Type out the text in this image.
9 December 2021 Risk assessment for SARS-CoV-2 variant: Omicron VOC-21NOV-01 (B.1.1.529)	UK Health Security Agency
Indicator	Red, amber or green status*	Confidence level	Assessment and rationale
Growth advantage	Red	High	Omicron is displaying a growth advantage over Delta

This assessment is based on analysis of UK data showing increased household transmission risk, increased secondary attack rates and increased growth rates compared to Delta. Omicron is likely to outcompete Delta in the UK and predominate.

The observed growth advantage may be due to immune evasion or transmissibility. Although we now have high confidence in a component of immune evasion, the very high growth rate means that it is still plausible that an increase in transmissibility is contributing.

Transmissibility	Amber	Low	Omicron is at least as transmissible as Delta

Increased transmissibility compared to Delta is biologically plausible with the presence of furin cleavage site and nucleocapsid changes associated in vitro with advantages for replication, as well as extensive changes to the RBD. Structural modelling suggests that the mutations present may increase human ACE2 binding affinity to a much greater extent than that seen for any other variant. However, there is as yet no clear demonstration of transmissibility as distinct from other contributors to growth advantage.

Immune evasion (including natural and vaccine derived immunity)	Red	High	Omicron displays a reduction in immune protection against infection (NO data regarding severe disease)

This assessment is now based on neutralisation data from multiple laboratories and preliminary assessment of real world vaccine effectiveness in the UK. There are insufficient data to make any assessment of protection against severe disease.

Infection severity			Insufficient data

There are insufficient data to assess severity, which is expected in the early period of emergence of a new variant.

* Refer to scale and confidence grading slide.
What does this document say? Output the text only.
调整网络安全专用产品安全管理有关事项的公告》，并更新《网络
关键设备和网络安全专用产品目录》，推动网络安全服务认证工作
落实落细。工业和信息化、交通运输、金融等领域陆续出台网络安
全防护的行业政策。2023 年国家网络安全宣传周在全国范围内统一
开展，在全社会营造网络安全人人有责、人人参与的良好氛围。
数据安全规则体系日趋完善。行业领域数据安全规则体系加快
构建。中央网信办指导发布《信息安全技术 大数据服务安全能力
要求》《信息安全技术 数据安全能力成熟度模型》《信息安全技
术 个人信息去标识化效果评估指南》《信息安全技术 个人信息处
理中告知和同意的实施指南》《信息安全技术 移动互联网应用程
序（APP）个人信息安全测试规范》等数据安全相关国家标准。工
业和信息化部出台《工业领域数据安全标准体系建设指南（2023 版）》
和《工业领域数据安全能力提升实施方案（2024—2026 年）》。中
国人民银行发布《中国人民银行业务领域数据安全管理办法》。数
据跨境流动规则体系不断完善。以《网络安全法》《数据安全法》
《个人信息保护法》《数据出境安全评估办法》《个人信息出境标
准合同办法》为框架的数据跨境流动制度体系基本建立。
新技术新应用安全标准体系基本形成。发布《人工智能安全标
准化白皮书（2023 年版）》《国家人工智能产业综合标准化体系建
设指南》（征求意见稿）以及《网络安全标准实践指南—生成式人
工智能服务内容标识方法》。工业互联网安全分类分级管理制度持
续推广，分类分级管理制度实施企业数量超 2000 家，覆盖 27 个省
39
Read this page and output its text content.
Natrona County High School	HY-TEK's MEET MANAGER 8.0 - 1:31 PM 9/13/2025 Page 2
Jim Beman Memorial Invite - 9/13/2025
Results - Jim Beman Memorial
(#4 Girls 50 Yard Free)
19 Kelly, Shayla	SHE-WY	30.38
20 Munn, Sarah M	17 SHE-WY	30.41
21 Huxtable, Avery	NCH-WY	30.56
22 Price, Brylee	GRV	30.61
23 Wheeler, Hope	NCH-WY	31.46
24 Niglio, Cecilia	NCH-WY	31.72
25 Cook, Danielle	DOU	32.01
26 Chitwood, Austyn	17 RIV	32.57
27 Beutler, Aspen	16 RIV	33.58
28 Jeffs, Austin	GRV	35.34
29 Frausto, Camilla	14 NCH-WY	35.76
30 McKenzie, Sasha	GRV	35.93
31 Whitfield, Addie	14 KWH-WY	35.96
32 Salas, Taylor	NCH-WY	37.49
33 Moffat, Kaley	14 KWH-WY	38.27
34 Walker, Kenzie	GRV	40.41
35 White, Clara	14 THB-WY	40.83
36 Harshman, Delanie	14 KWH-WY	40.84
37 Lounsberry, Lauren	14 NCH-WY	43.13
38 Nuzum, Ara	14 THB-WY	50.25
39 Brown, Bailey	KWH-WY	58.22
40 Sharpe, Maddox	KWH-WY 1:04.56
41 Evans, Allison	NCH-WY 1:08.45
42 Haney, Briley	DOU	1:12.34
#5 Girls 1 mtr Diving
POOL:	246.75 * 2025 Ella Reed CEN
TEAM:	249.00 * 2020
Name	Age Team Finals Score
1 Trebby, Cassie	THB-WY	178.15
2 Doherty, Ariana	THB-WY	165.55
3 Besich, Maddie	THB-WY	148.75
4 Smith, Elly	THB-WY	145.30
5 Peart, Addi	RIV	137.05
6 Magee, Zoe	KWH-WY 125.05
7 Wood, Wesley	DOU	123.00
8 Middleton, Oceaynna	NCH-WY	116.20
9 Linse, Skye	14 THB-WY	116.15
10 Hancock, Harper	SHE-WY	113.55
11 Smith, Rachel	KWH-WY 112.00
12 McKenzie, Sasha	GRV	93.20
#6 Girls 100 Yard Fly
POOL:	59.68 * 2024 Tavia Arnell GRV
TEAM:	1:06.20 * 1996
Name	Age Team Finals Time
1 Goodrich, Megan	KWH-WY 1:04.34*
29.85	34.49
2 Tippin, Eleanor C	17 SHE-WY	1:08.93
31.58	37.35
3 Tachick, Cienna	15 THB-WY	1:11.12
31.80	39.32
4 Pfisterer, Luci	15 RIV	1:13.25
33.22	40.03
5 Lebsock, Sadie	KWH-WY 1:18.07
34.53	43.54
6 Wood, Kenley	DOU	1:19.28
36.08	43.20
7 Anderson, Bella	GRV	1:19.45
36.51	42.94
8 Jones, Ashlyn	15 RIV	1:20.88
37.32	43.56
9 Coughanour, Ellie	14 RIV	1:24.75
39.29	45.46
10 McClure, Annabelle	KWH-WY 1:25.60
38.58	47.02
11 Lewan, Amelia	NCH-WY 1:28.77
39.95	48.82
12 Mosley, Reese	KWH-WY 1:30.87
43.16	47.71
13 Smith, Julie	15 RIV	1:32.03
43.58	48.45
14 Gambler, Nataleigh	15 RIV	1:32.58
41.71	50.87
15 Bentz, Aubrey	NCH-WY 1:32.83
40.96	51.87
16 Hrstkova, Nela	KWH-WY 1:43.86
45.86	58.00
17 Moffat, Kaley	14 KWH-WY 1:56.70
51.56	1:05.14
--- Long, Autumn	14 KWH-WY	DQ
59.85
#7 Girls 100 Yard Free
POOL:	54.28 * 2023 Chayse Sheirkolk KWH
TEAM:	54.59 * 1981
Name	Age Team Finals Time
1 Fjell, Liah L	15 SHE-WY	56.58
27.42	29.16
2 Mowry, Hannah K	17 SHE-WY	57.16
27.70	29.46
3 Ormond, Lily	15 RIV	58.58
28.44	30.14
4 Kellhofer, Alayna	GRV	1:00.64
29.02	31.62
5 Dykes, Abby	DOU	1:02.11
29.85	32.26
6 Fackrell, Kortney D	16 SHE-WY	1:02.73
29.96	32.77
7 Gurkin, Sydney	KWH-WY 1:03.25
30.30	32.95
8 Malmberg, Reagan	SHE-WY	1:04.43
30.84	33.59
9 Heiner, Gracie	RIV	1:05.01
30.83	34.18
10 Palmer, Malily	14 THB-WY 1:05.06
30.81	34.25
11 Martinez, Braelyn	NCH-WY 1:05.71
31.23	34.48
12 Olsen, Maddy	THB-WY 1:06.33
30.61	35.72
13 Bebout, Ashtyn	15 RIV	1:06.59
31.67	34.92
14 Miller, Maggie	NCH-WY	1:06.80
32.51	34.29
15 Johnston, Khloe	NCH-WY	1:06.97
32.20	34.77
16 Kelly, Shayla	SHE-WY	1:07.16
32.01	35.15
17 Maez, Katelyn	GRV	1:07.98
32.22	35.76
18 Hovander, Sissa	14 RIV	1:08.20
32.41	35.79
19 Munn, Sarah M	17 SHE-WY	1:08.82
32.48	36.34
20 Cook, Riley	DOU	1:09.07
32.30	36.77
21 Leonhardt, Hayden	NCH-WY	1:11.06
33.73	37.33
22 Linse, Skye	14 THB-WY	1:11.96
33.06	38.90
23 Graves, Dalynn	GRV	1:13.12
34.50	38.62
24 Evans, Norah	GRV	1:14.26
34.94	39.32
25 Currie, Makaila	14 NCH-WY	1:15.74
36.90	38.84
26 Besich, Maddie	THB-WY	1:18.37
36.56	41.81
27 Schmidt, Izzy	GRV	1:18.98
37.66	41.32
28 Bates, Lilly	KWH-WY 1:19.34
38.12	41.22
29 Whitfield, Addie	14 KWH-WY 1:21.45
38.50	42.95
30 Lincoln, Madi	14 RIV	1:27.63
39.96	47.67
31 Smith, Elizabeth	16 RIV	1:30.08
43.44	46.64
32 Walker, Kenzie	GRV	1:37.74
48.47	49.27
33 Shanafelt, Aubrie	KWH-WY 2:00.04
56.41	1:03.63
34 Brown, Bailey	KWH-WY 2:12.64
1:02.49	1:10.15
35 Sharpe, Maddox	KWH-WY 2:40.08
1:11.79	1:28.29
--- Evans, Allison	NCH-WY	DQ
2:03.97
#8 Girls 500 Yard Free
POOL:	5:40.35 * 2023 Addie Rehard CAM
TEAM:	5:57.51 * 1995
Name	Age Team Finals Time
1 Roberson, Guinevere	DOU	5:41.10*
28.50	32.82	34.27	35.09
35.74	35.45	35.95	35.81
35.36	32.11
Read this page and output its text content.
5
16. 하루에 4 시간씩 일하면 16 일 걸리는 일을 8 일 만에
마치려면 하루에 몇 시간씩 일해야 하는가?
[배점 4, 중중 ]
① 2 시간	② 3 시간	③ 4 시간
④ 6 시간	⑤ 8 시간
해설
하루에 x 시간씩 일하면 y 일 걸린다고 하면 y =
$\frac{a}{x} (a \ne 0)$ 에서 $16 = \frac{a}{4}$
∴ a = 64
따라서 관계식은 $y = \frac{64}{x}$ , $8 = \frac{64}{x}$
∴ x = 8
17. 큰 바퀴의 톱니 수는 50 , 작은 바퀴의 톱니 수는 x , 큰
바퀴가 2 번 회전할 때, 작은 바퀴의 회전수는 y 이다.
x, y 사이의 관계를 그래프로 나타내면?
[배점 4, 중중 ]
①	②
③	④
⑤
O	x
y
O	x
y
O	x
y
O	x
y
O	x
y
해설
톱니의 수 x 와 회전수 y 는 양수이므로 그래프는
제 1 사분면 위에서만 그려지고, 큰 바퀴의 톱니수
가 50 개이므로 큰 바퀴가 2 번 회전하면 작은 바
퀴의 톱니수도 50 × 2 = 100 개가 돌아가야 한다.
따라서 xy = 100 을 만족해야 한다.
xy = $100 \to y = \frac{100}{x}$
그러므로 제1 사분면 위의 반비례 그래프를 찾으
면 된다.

^^^^^^^^^^^^^^^^

Problem description » Lines of the listing that contain the word "Evans" are to be counted; report only their number.

Problem solution » 3